* **Requirements**: Compute the number of lines that include the string "this", then output that number and nothing else.
# # # # # # #
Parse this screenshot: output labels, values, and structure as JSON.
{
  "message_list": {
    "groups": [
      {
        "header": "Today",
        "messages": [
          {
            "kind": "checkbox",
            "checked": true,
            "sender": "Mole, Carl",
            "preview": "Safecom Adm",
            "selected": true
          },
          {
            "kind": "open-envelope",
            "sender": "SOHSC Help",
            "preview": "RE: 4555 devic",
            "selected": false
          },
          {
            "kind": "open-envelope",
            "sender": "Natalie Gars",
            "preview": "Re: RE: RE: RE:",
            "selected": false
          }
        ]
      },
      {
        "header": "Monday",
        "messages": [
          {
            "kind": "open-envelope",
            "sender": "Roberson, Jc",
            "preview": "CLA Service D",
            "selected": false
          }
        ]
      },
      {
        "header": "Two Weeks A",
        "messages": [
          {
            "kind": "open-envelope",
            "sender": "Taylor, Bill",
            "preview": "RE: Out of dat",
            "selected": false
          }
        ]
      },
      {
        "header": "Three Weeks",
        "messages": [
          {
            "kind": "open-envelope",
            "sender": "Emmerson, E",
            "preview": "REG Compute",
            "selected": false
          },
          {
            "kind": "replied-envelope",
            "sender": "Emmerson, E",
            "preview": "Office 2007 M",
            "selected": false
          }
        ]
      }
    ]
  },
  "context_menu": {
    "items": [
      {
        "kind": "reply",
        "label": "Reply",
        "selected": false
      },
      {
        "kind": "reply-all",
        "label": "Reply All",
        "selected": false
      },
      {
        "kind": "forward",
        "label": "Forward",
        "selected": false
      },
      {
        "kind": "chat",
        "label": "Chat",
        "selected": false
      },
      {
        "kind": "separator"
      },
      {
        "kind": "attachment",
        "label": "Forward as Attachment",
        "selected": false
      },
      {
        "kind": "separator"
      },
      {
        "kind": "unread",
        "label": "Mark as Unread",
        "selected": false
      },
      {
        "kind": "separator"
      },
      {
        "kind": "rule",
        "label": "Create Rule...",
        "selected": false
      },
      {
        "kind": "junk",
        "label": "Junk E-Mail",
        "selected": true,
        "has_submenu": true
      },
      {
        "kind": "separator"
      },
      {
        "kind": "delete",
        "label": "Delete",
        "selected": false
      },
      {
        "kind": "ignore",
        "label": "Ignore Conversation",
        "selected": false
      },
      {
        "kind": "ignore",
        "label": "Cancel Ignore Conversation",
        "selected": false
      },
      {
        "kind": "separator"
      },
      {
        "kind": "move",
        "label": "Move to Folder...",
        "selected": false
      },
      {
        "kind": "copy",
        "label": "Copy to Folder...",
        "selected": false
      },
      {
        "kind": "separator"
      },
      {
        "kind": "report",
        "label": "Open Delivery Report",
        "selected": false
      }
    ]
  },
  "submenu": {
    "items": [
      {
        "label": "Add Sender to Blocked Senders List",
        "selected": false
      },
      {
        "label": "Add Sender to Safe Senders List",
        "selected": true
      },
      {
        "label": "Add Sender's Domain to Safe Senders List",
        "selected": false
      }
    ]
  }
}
# # # # # # #
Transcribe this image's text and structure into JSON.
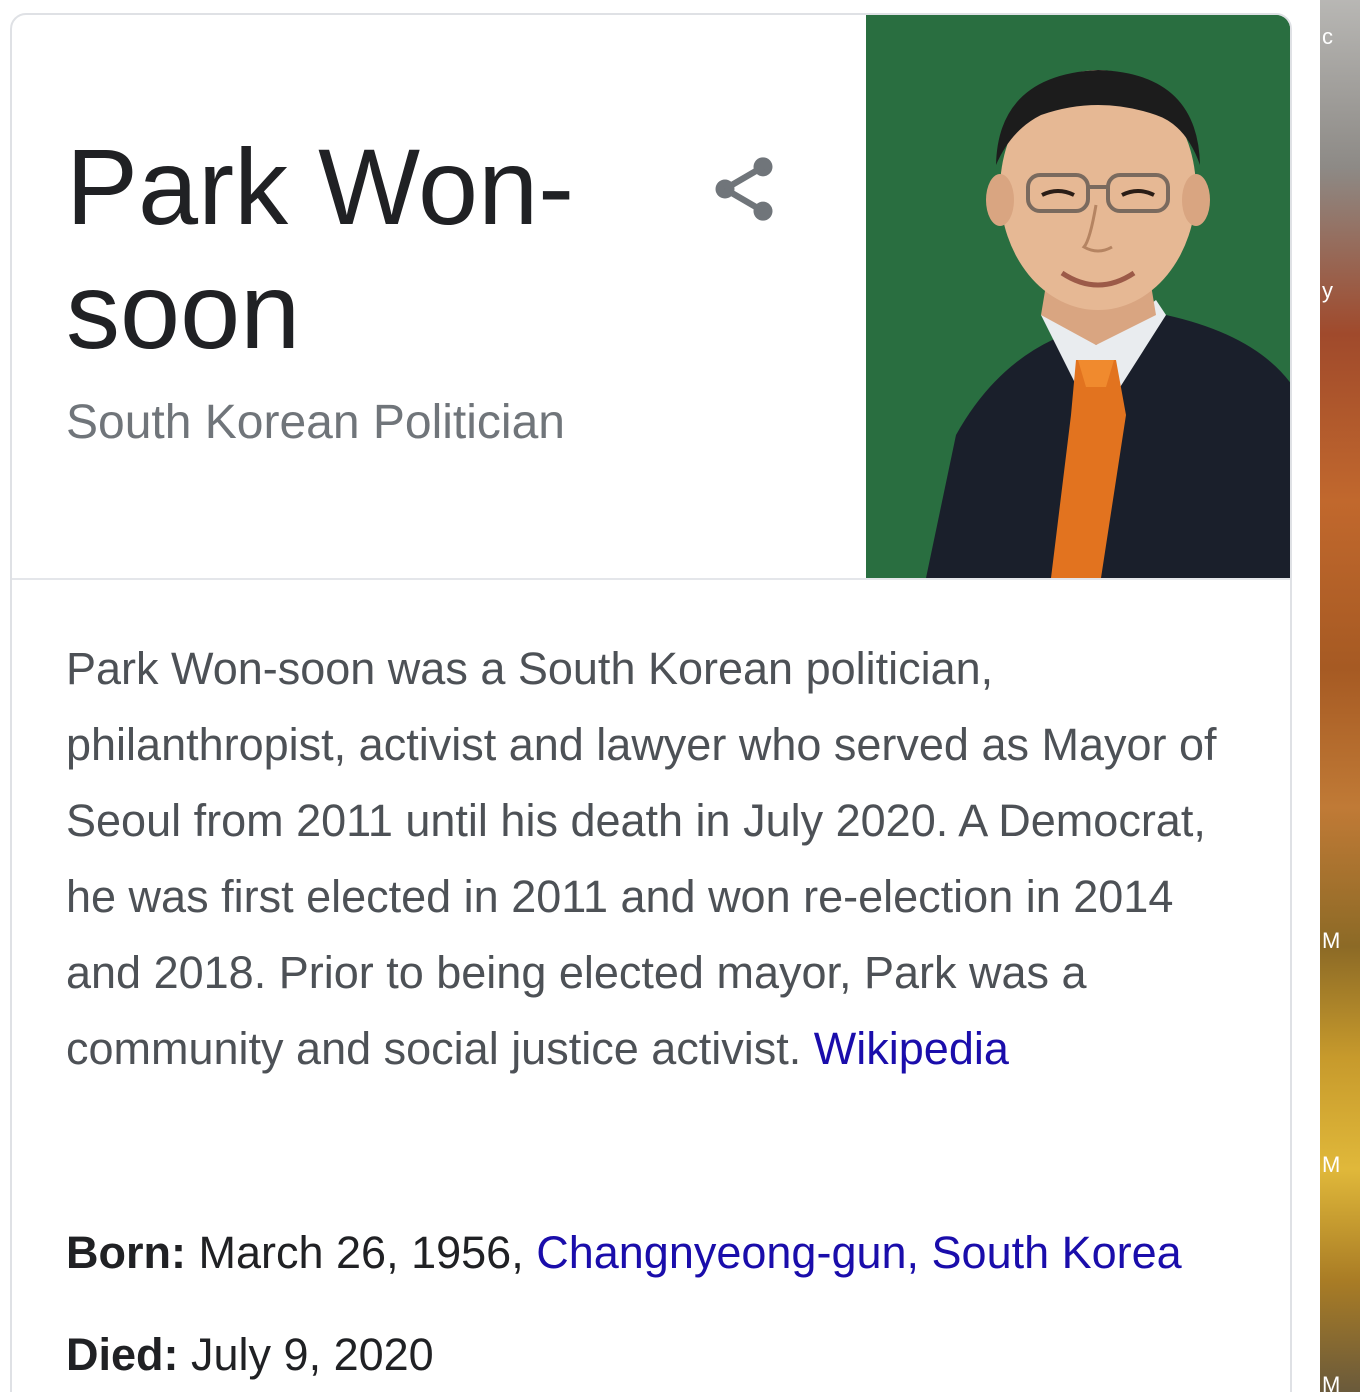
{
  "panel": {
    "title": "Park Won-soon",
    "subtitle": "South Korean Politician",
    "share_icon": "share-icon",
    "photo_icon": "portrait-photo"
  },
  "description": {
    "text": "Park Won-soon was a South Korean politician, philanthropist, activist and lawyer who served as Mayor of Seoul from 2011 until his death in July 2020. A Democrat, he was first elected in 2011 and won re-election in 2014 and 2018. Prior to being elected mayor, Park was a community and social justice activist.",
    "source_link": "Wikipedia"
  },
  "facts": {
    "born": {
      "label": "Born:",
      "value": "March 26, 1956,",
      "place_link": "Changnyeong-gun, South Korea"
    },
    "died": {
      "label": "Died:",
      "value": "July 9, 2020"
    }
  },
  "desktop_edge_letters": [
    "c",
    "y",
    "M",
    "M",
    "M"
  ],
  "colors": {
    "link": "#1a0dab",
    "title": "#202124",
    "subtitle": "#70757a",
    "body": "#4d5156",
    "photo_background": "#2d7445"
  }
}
# # # # # # #
* **Task response**: 2